## Start

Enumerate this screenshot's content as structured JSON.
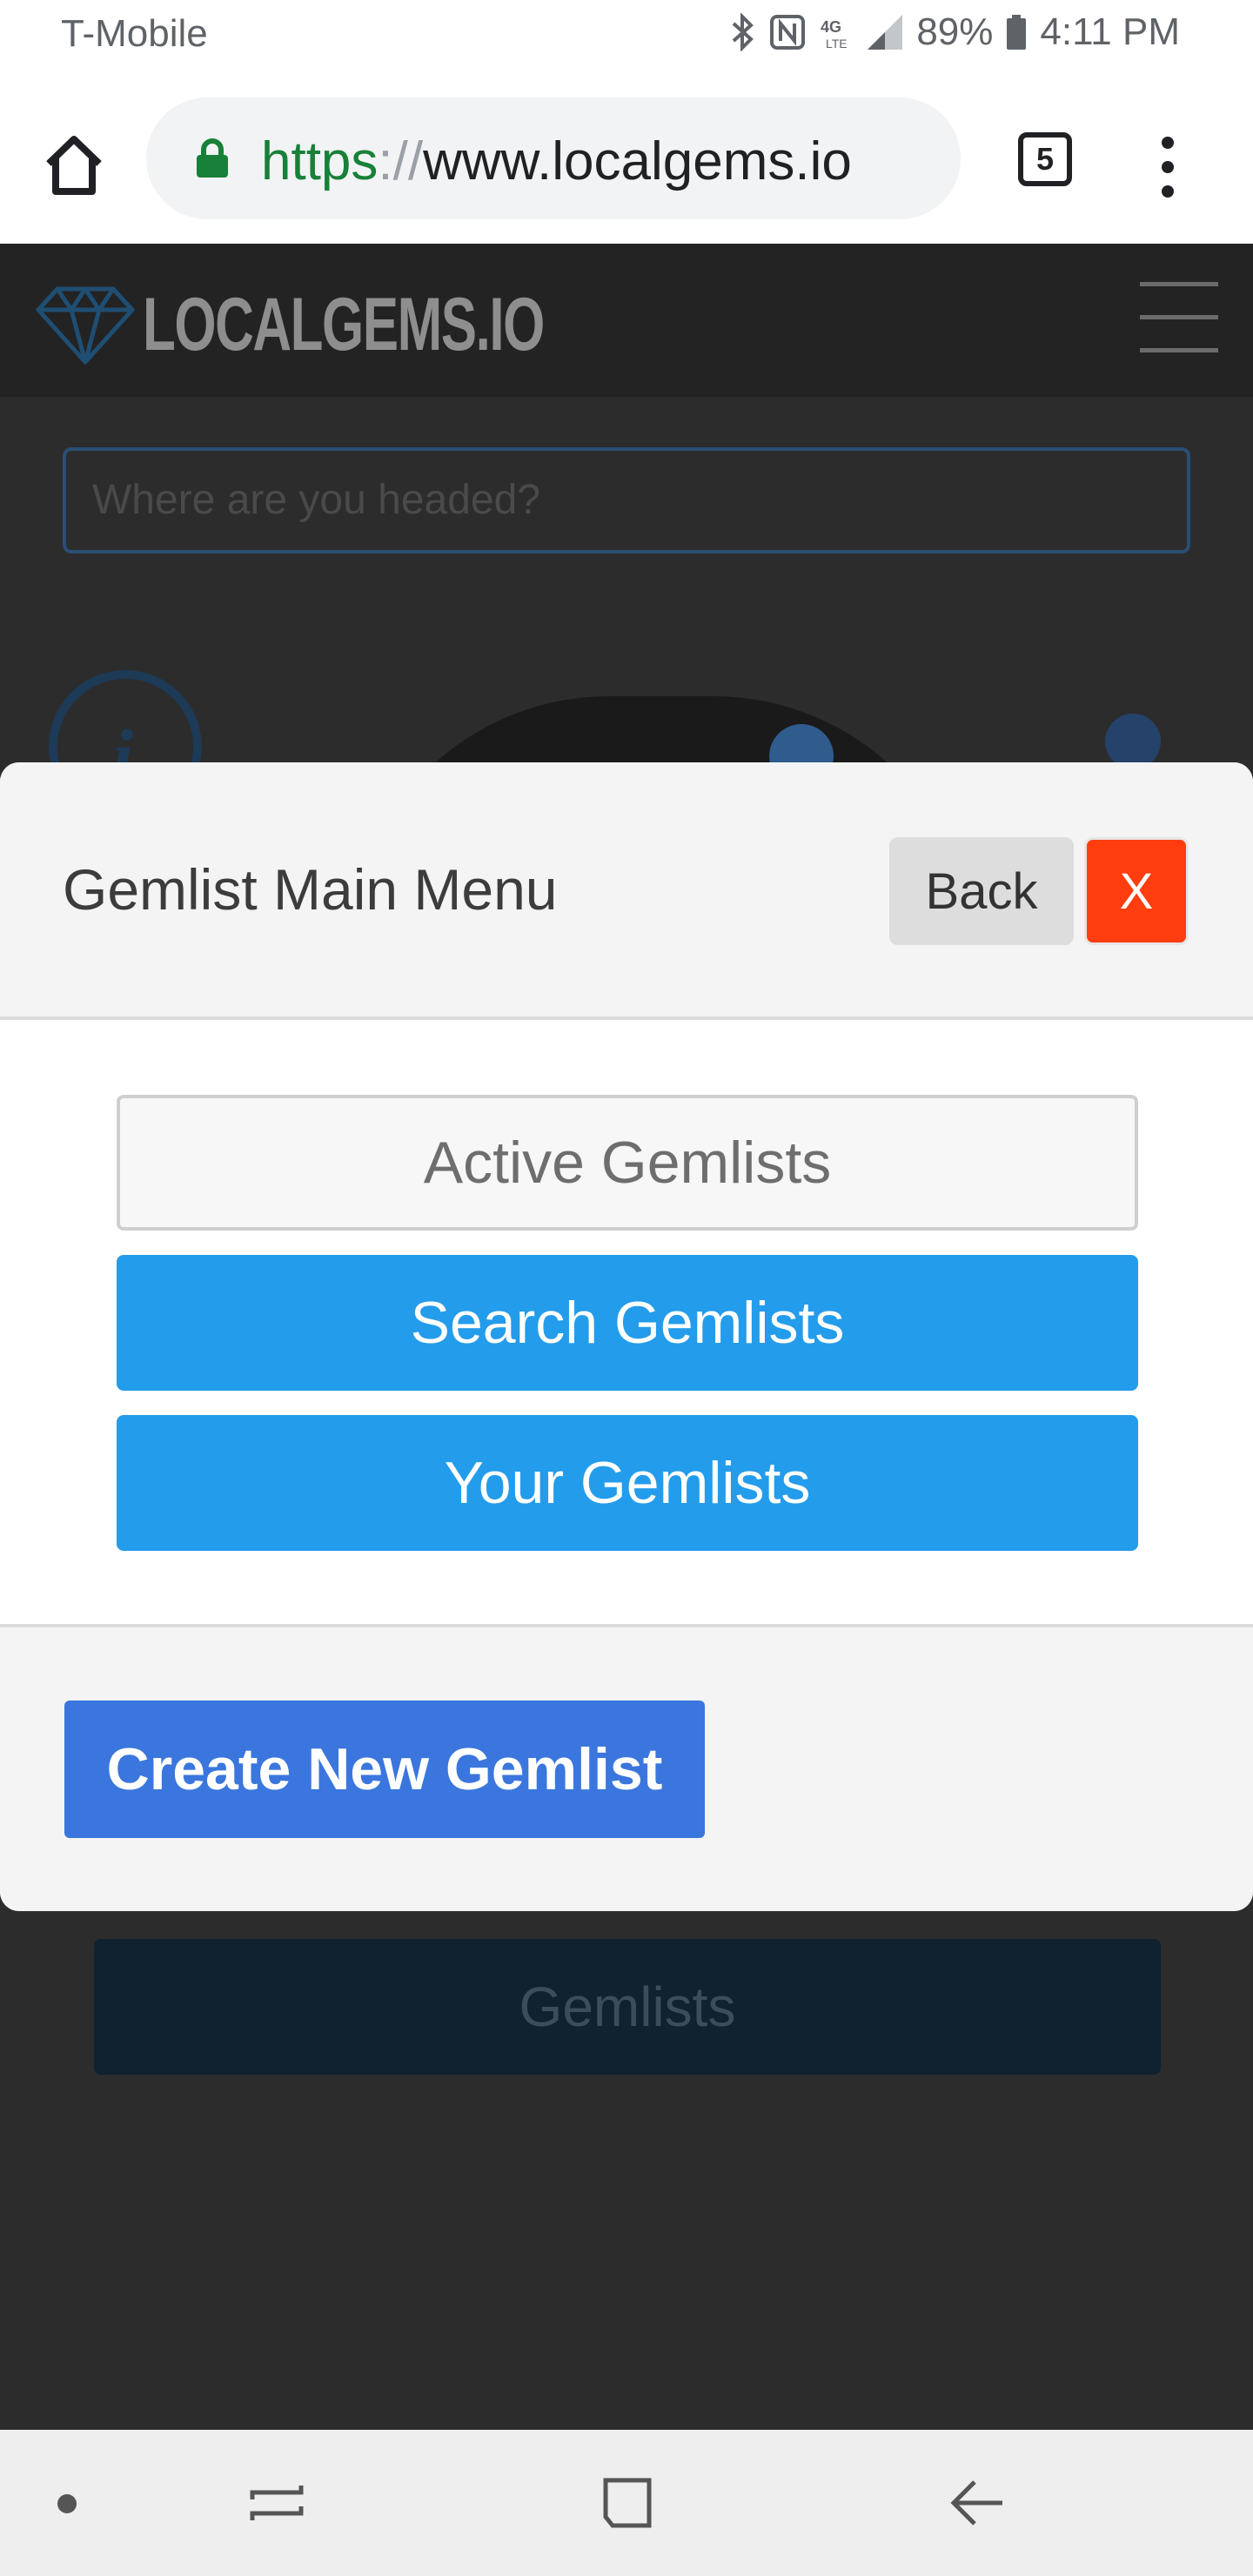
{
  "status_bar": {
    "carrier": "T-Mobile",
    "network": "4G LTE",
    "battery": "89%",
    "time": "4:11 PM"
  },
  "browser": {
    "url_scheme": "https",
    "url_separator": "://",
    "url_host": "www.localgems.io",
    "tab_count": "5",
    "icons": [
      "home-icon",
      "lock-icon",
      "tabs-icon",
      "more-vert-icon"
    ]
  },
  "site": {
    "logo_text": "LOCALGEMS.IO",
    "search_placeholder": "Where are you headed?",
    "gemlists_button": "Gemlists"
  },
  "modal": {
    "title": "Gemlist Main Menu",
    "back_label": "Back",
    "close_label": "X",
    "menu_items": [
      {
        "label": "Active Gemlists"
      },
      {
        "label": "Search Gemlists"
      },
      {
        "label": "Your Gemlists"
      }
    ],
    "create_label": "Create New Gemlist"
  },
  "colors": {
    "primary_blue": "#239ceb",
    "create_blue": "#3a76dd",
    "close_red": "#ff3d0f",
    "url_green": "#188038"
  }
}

## End

▸ **The exercise**: Copy in full each line that holds the word "Gemlists".

▸ **Exercise answer**:
    "gemlists_button": "Gemlists"
        "label": "Active Gemlists"
        "label": "Search Gemlists"
        "label": "Your Gemlists"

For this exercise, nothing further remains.